(Figure dataset records)
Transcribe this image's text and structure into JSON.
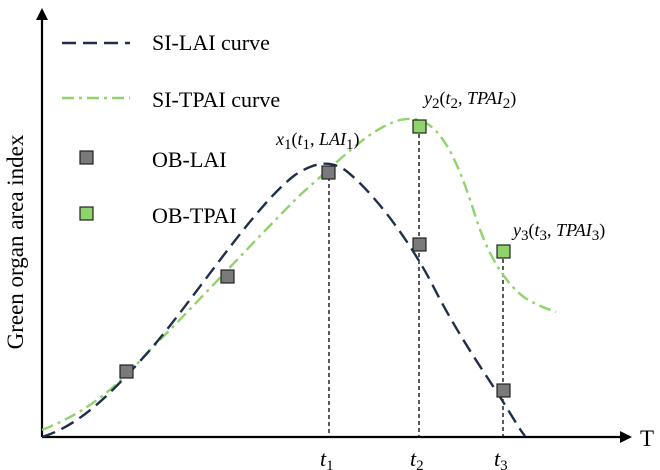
{
  "legend": {
    "items": [
      {
        "label": "SI-LAI curve",
        "kind": "line",
        "color": "#1f2f4a",
        "dash": "dashed"
      },
      {
        "label": "SI-TPAI curve",
        "kind": "line",
        "color": "#8fd36b",
        "dash": "dash-dot"
      },
      {
        "label": "OB-LAI",
        "kind": "marker",
        "color": "#7a7a7a"
      },
      {
        "label": "OB-TPAI",
        "kind": "marker",
        "color": "#8fd36b"
      }
    ]
  },
  "axes": {
    "y_title": "Green organ area index",
    "x_end_label": "T"
  },
  "ticks": [
    {
      "main": "t",
      "sub": "1"
    },
    {
      "main": "t",
      "sub": "2"
    },
    {
      "main": "t",
      "sub": "3"
    }
  ],
  "annotations": [
    {
      "var": "x",
      "idx": "1",
      "open": "(",
      "t": "t",
      "tsub": "1",
      "comma": ", ",
      "val": "LAI",
      "vsub": "1",
      "close": ")"
    },
    {
      "var": "y",
      "idx": "2",
      "open": "(",
      "t": "t",
      "tsub": "2",
      "comma": ", ",
      "val": "TPAI",
      "vsub": "2",
      "close": ")"
    },
    {
      "var": "y",
      "idx": "3",
      "open": "(",
      "t": "t",
      "tsub": "3",
      "comma": ", ",
      "val": "TPAI",
      "vsub": "3",
      "close": ")"
    }
  ],
  "colors": {
    "lai_curve": "#1f2f4a",
    "tpai_curve": "#8fd36b",
    "lai_marker": "#7a7a7a",
    "tpai_marker": "#8fd36b",
    "axis": "#000000"
  }
}
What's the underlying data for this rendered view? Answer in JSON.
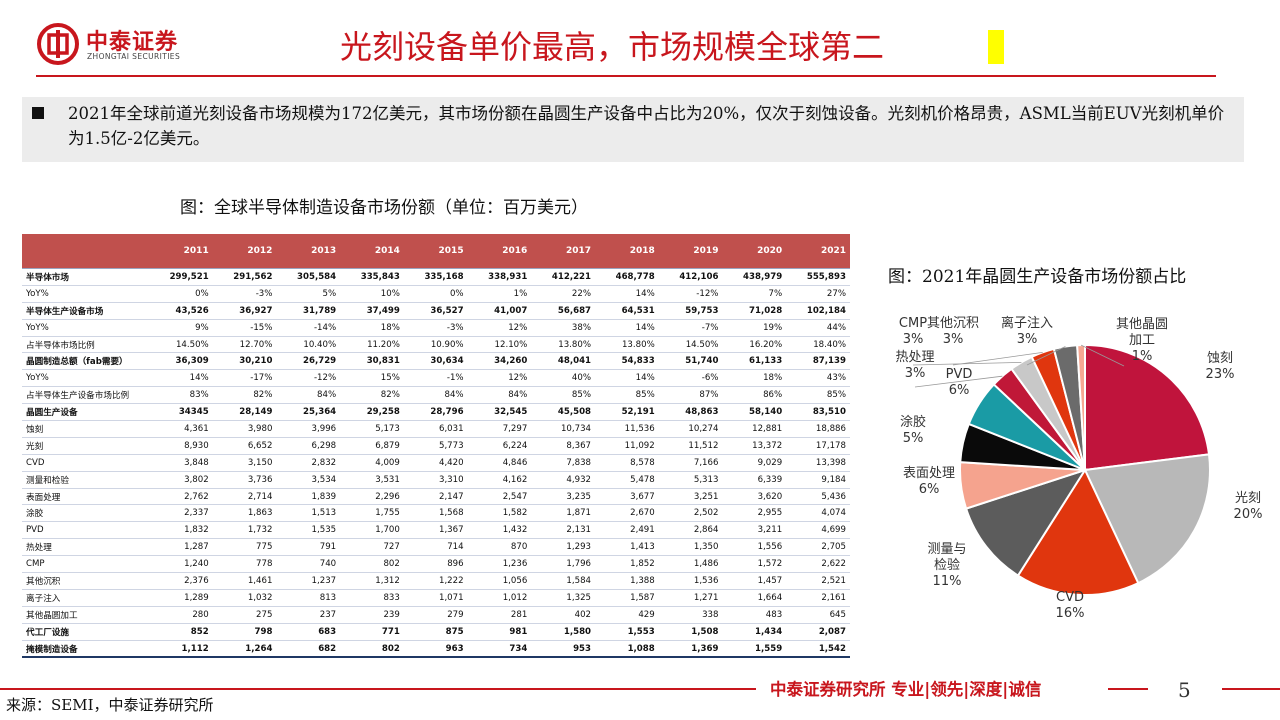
{
  "brand": {
    "name_cn": "中泰证券",
    "name_en": "ZHONGTAI SECURITIES"
  },
  "title": "光刻设备单价最高，市场规模全球第二",
  "summary": "2021年全球前道光刻设备市场规模为172亿美元，其市场份额在晶圆生产设备中占比为20%，仅次于刻蚀设备。光刻机价格昂贵，ASML当前EUV光刻机单价为1.5亿-2亿美元。",
  "table_caption": "图：全球半导体制造设备市场份额（单位：百万美元）",
  "pie_caption": "图：2021年晶圆生产设备市场份额占比",
  "footer": {
    "slogan": "中泰证券研究所 专业|领先|深度|诚信",
    "page": "5",
    "source": "来源：SEMI，中泰证券研究所"
  },
  "colors": {
    "brand_red": "#c8161d",
    "table_header": "#c0504d"
  },
  "chart_data": [
    {
      "type": "table",
      "title": "图：全球半导体制造设备市场份额（单位：百万美元）",
      "columns": [
        "",
        "2011",
        "2012",
        "2013",
        "2014",
        "2015",
        "2016",
        "2017",
        "2018",
        "2019",
        "2020",
        "2021"
      ],
      "rows": [
        {
          "label": "半导体市场",
          "bold": true,
          "values": [
            "299,521",
            "291,562",
            "305,584",
            "335,843",
            "335,168",
            "338,931",
            "412,221",
            "468,778",
            "412,106",
            "438,979",
            "555,893"
          ]
        },
        {
          "label": "YoY%",
          "bold": false,
          "values": [
            "0%",
            "-3%",
            "5%",
            "10%",
            "0%",
            "1%",
            "22%",
            "14%",
            "-12%",
            "7%",
            "27%"
          ]
        },
        {
          "label": "半导体生产设备市场",
          "bold": true,
          "values": [
            "43,526",
            "36,927",
            "31,789",
            "37,499",
            "36,527",
            "41,007",
            "56,687",
            "64,531",
            "59,753",
            "71,028",
            "102,184"
          ]
        },
        {
          "label": "YoY%",
          "bold": false,
          "values": [
            "9%",
            "-15%",
            "-14%",
            "18%",
            "-3%",
            "12%",
            "38%",
            "14%",
            "-7%",
            "19%",
            "44%"
          ]
        },
        {
          "label": "占半导体市场比例",
          "bold": false,
          "values": [
            "14.50%",
            "12.70%",
            "10.40%",
            "11.20%",
            "10.90%",
            "12.10%",
            "13.80%",
            "13.80%",
            "14.50%",
            "16.20%",
            "18.40%"
          ]
        },
        {
          "label": "晶圆制造总额（fab需要）",
          "bold": true,
          "values": [
            "36,309",
            "30,210",
            "26,729",
            "30,831",
            "30,634",
            "34,260",
            "48,041",
            "54,833",
            "51,740",
            "61,133",
            "87,139"
          ]
        },
        {
          "label": "YoY%",
          "bold": false,
          "values": [
            "14%",
            "-17%",
            "-12%",
            "15%",
            "-1%",
            "12%",
            "40%",
            "14%",
            "-6%",
            "18%",
            "43%"
          ]
        },
        {
          "label": "占半导体生产设备市场比例",
          "bold": false,
          "values": [
            "83%",
            "82%",
            "84%",
            "82%",
            "84%",
            "84%",
            "85%",
            "85%",
            "87%",
            "86%",
            "85%"
          ]
        },
        {
          "label": "晶圆生产设备",
          "bold": true,
          "values": [
            "34345",
            "28,149",
            "25,364",
            "29,258",
            "28,796",
            "32,545",
            "45,508",
            "52,191",
            "48,863",
            "58,140",
            "83,510"
          ]
        },
        {
          "label": "蚀刻",
          "bold": false,
          "values": [
            "4,361",
            "3,980",
            "3,996",
            "5,173",
            "6,031",
            "7,297",
            "10,734",
            "11,536",
            "10,274",
            "12,881",
            "18,886"
          ]
        },
        {
          "label": "光刻",
          "bold": false,
          "values": [
            "8,930",
            "6,652",
            "6,298",
            "6,879",
            "5,773",
            "6,224",
            "8,367",
            "11,092",
            "11,512",
            "13,372",
            "17,178"
          ]
        },
        {
          "label": "CVD",
          "bold": false,
          "values": [
            "3,848",
            "3,150",
            "2,832",
            "4,009",
            "4,420",
            "4,846",
            "7,838",
            "8,578",
            "7,166",
            "9,029",
            "13,398"
          ]
        },
        {
          "label": "测量和检验",
          "bold": false,
          "values": [
            "3,802",
            "3,736",
            "3,534",
            "3,531",
            "3,310",
            "4,162",
            "4,932",
            "5,478",
            "5,313",
            "6,339",
            "9,184"
          ]
        },
        {
          "label": "表面处理",
          "bold": false,
          "values": [
            "2,762",
            "2,714",
            "1,839",
            "2,296",
            "2,147",
            "2,547",
            "3,235",
            "3,677",
            "3,251",
            "3,620",
            "5,436"
          ]
        },
        {
          "label": "涂胶",
          "bold": false,
          "values": [
            "2,337",
            "1,863",
            "1,513",
            "1,755",
            "1,568",
            "1,582",
            "1,871",
            "2,670",
            "2,502",
            "2,955",
            "4,074"
          ]
        },
        {
          "label": "PVD",
          "bold": false,
          "values": [
            "1,832",
            "1,732",
            "1,535",
            "1,700",
            "1,367",
            "1,432",
            "2,131",
            "2,491",
            "2,864",
            "3,211",
            "4,699"
          ]
        },
        {
          "label": "热处理",
          "bold": false,
          "values": [
            "1,287",
            "775",
            "791",
            "727",
            "714",
            "870",
            "1,293",
            "1,413",
            "1,350",
            "1,556",
            "2,705"
          ]
        },
        {
          "label": "CMP",
          "bold": false,
          "values": [
            "1,240",
            "778",
            "740",
            "802",
            "896",
            "1,236",
            "1,796",
            "1,852",
            "1,486",
            "1,572",
            "2,622"
          ]
        },
        {
          "label": "其他沉积",
          "bold": false,
          "values": [
            "2,376",
            "1,461",
            "1,237",
            "1,312",
            "1,222",
            "1,056",
            "1,584",
            "1,388",
            "1,536",
            "1,457",
            "2,521"
          ]
        },
        {
          "label": "离子注入",
          "bold": false,
          "values": [
            "1,289",
            "1,032",
            "813",
            "833",
            "1,071",
            "1,012",
            "1,325",
            "1,587",
            "1,271",
            "1,664",
            "2,161"
          ]
        },
        {
          "label": "其他晶圆加工",
          "bold": false,
          "values": [
            "280",
            "275",
            "237",
            "239",
            "279",
            "281",
            "402",
            "429",
            "338",
            "483",
            "645"
          ]
        },
        {
          "label": "代工厂设施",
          "bold": true,
          "values": [
            "852",
            "798",
            "683",
            "771",
            "875",
            "981",
            "1,580",
            "1,553",
            "1,508",
            "1,434",
            "2,087"
          ]
        },
        {
          "label": "掩模制造设备",
          "bold": true,
          "values": [
            "1,112",
            "1,264",
            "682",
            "802",
            "963",
            "734",
            "953",
            "1,088",
            "1,369",
            "1,559",
            "1,542"
          ]
        }
      ]
    },
    {
      "type": "pie",
      "title": "图：2021年晶圆生产设备市场份额占比",
      "slices": [
        {
          "label": "蚀刻",
          "value": 23,
          "display": "23%",
          "color": "#c0143c"
        },
        {
          "label": "光刻",
          "value": 20,
          "display": "20%",
          "color": "#b8b8b8"
        },
        {
          "label": "CVD",
          "value": 16,
          "display": "16%",
          "color": "#e0360e"
        },
        {
          "label": "测量与检验",
          "value": 11,
          "display": "11%",
          "color": "#5c5c5c"
        },
        {
          "label": "表面处理",
          "value": 6,
          "display": "6%",
          "color": "#f5a38e"
        },
        {
          "label": "涂胶",
          "value": 5,
          "display": "5%",
          "color": "#0a0a0a"
        },
        {
          "label": "PVD",
          "value": 6,
          "display": "6%",
          "color": "#1a9ba5"
        },
        {
          "label": "热处理",
          "value": 3,
          "display": "3%",
          "color": "#c01838"
        },
        {
          "label": "CMP",
          "value": 3,
          "display": "3%",
          "color": "#c8c8c8"
        },
        {
          "label": "其他沉积",
          "value": 3,
          "display": "3%",
          "color": "#e0360e"
        },
        {
          "label": "离子注入",
          "value": 3,
          "display": "3%",
          "color": "#6b6b6b"
        },
        {
          "label": "其他晶圆加工",
          "value": 1,
          "display": "1%",
          "color": "#f6a893"
        }
      ]
    }
  ]
}
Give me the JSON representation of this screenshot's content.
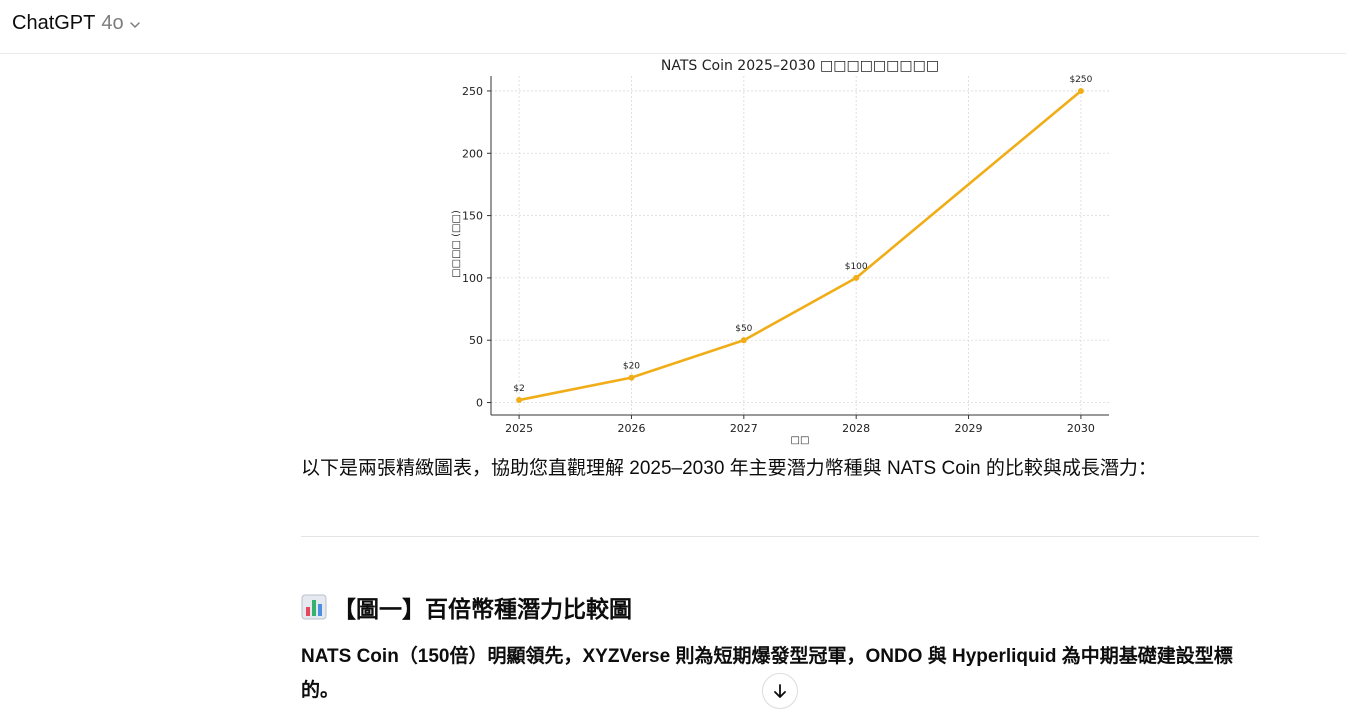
{
  "header": {
    "model_name": "ChatGPT",
    "model_version": "4o"
  },
  "chart_data": {
    "type": "line",
    "title": "NATS Coin 2025–2030 □□□□□□□□□",
    "xlabel": "□□",
    "ylabel": "□□□□ (□□)",
    "x": [
      2025,
      2026,
      2027,
      2028,
      2029,
      2030
    ],
    "xticks": [
      "2025",
      "2026",
      "2027",
      "2028",
      "2029",
      "2030"
    ],
    "yticks": [
      "0",
      "50",
      "100",
      "150",
      "200",
      "250"
    ],
    "ylim": [
      -10,
      262
    ],
    "grid": true,
    "series": [
      {
        "values": [
          2,
          20,
          50,
          100,
          175,
          250
        ],
        "color": "#f0ad17"
      }
    ],
    "data_labels": [
      {
        "x": 2025,
        "y": 2,
        "text": "$2"
      },
      {
        "x": 2026,
        "y": 20,
        "text": "$20"
      },
      {
        "x": 2027,
        "y": 50,
        "text": "$50"
      },
      {
        "x": 2028,
        "y": 100,
        "text": "$100"
      },
      {
        "x": 2030,
        "y": 250,
        "text": "$250"
      }
    ]
  },
  "message": {
    "intro": "以下是兩張精緻圖表，協助您直觀理解 2025–2030 年主要潛力幣種與 NATS Coin 的比較與成長潛力：",
    "section_icon": "bar-chart-emoji",
    "section_heading": "【圖一】百倍幣種潛力比較圖",
    "paragraph": "NATS Coin（150倍）明顯領先，XYZVerse 則為短期爆發型冠軍，ONDO 與 Hyperliquid 為中期基礎建設型標的。"
  },
  "scroll_button": {
    "icon": "arrow-down-icon"
  }
}
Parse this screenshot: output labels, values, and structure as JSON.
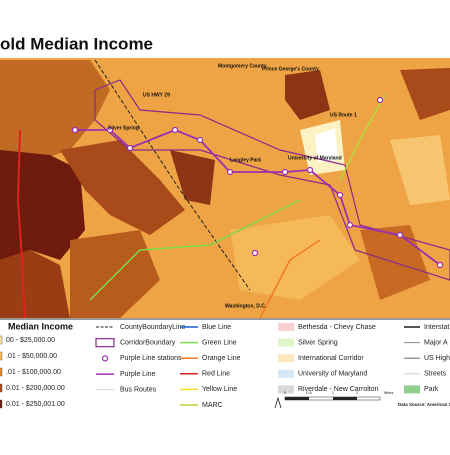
{
  "title": "old Median Income",
  "map_labels": [
    "Montgomery County",
    "Prince George's County",
    "US HWY 29",
    "Silver Spring",
    "US Route 1",
    "Langley Park",
    "University of Maryland",
    "Washington, D.C."
  ],
  "legend": {
    "income_title": "Median Income",
    "income_classes": [
      "00 - $25,000.00",
      ".01 - $50,000.00",
      ".01 - $100,000.00",
      "0.01 - $200,000.00",
      "0.01 - $250,001.00"
    ],
    "features": [
      "CountyBoundaryLine",
      "CorridorBoundary",
      "Purple Line stations",
      "Purple Line",
      "Bus Routes"
    ],
    "transit": [
      "Blue Line",
      "Green Line",
      "Orange Line",
      "Red Line",
      "Yellow Line",
      "MARC"
    ],
    "areas": [
      "Bethesda - Chevy Chase",
      "Silver Spring",
      "International Corridor",
      "University of Maryland",
      "Riverdale - New Carrolton"
    ],
    "roads": [
      "Interstat",
      "Major A",
      "US High",
      "Streets",
      "Park"
    ]
  },
  "scale": [
    "0",
    "0.5",
    "1",
    "2",
    "Miles"
  ],
  "source": "Data Source: American Com"
}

- PROBLEM STATEMENT: From the line with "Parse this screenshot: output" down to the end of the entries, retype each line exactly as written, but drop the pictures.

- FINISHED ANSWER:
Parse this screenshot: output labels, values, and structure as JSON.
{
  "title": "old Median Income",
  "map_labels": [
    "Montgomery County",
    "Prince George's County",
    "US HWY 29",
    "Silver Spring",
    "US Route 1",
    "Langley Park",
    "University of Maryland",
    "Washington, D.C."
  ],
  "legend": {
    "income_title": "Median Income",
    "income_classes": [
      "00 - $25,000.00",
      ".01 - $50,000.00",
      ".01 - $100,000.00",
      "0.01 - $200,000.00",
      "0.01 - $250,001.00"
    ],
    "features": [
      "CountyBoundaryLine",
      "CorridorBoundary",
      "Purple Line stations",
      "Purple Line",
      "Bus Routes"
    ],
    "transit": [
      "Blue Line",
      "Green Line",
      "Orange Line",
      "Red Line",
      "Yellow Line",
      "MARC"
    ],
    "areas": [
      "Bethesda - Chevy Chase",
      "Silver Spring",
      "International Corridor",
      "University of Maryland",
      "Riverdale - New Carrolton"
    ],
    "roads": [
      "Interstat",
      "Major A",
      "US High",
      "Streets",
      "Park"
    ]
  },
  "scale": [
    "0",
    "0.5",
    "1",
    "2",
    "Miles"
  ],
  "source": "Data Source: American Com"
}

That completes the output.